> _The exercise_: Take the line with "What does this" and every line after it, through the end of the listing, and give them again exactly, pictures excluded.
————————
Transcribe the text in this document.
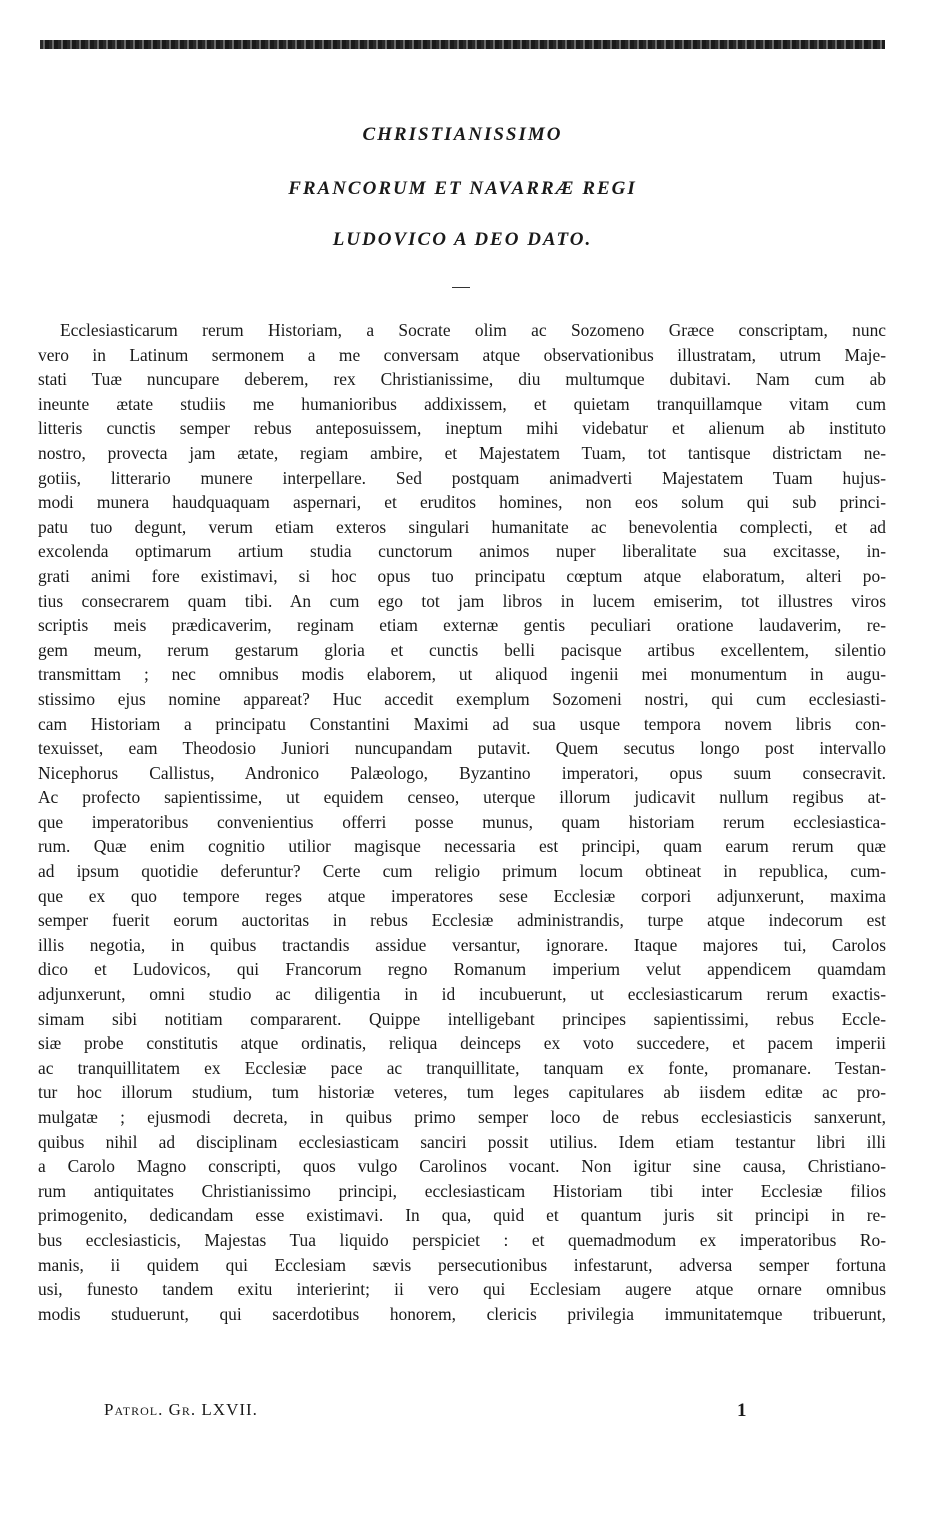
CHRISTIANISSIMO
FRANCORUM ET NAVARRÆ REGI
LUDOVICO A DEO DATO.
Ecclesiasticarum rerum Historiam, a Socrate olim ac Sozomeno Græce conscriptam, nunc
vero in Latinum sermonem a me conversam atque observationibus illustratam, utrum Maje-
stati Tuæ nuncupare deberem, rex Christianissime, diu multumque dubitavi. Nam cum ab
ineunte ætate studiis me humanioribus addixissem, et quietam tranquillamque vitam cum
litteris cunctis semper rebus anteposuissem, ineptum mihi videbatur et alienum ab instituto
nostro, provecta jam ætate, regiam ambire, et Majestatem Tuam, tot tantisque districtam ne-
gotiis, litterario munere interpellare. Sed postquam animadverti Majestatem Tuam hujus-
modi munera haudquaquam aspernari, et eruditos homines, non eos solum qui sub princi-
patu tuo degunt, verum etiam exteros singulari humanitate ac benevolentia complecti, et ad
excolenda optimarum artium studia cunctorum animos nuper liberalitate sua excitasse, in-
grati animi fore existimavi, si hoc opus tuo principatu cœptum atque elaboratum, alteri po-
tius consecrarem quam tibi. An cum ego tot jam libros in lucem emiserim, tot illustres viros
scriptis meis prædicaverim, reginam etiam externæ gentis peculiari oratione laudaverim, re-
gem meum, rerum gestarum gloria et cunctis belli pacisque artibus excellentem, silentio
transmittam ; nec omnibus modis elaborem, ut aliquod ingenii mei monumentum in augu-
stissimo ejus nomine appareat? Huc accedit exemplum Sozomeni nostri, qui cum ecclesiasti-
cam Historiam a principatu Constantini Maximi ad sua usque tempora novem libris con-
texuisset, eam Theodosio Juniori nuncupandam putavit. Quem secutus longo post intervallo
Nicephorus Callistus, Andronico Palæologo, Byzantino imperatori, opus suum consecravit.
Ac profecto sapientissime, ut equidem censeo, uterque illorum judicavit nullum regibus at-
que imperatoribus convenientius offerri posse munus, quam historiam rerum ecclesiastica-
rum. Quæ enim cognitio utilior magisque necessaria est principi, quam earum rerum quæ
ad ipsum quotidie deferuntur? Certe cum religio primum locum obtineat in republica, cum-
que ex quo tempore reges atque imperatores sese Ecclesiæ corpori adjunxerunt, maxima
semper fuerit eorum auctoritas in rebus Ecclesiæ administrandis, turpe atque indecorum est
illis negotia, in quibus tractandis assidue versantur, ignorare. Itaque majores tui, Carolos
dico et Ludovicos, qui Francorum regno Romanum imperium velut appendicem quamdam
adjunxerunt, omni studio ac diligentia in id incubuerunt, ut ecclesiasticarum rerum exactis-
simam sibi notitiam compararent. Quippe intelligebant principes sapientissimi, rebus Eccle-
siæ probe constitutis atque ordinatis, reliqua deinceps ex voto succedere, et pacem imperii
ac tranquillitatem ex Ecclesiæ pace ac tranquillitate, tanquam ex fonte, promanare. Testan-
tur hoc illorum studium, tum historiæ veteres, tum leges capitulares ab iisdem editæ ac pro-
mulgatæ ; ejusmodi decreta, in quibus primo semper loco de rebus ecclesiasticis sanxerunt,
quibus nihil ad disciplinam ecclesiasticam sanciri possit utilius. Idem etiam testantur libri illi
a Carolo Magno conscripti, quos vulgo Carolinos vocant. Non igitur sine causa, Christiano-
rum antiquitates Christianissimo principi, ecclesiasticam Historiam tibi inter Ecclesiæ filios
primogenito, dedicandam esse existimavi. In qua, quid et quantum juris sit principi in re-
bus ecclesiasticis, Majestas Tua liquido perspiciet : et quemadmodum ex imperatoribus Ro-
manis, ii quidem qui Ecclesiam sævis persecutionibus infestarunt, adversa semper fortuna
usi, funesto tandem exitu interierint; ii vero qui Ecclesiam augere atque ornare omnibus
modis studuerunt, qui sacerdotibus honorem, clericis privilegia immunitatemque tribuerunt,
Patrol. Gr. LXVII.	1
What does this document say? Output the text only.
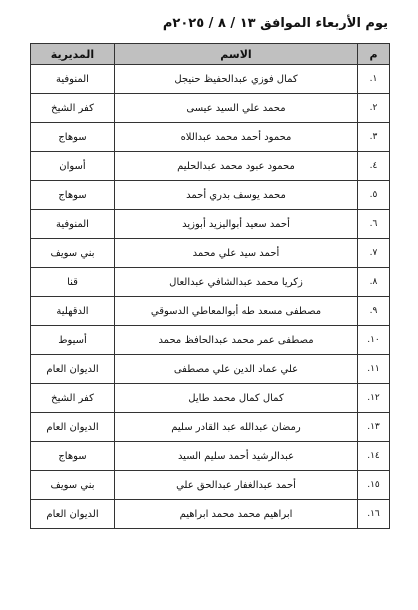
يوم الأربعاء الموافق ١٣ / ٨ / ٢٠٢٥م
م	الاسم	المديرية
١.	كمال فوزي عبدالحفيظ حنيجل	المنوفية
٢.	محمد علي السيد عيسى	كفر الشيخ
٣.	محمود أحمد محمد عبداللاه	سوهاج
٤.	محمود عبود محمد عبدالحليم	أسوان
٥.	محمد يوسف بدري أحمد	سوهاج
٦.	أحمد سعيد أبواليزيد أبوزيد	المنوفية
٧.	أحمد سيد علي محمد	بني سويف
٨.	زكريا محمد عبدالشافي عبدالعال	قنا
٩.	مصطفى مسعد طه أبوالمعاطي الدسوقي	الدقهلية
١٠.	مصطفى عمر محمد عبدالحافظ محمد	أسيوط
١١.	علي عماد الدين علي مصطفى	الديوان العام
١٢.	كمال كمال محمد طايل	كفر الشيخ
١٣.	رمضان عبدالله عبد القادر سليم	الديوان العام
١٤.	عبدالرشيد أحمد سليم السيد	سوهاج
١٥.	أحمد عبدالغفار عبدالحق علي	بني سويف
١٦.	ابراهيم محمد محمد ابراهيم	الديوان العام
————————
> _Finished answer_:
What does this document say? Output the text only.
يوم الأربعاء الموافق ١٣ / ٨ / ٢٠٢٥م
م	الاسم	المديرية
١.	كمال فوزي عبدالحفيظ حنيجل	المنوفية
٢.	محمد علي السيد عيسى	كفر الشيخ
٣.	محمود أحمد محمد عبداللاه	سوهاج
٤.	محمود عبود محمد عبدالحليم	أسوان
٥.	محمد يوسف بدري أحمد	سوهاج
٦.	أحمد سعيد أبواليزيد أبوزيد	المنوفية
٧.	أحمد سيد علي محمد	بني سويف
٨.	زكريا محمد عبدالشافي عبدالعال	قنا
٩.	مصطفى مسعد طه أبوالمعاطي الدسوقي	الدقهلية
١٠.	مصطفى عمر محمد عبدالحافظ محمد	أسيوط
١١.	علي عماد الدين علي مصطفى	الديوان العام
١٢.	كمال كمال محمد طايل	كفر الشيخ
١٣.	رمضان عبدالله عبد القادر سليم	الديوان العام
١٤.	عبدالرشيد أحمد سليم السيد	سوهاج
١٥.	أحمد عبدالغفار عبدالحق علي	بني سويف
١٦.	ابراهيم محمد محمد ابراهيم	الديوان العام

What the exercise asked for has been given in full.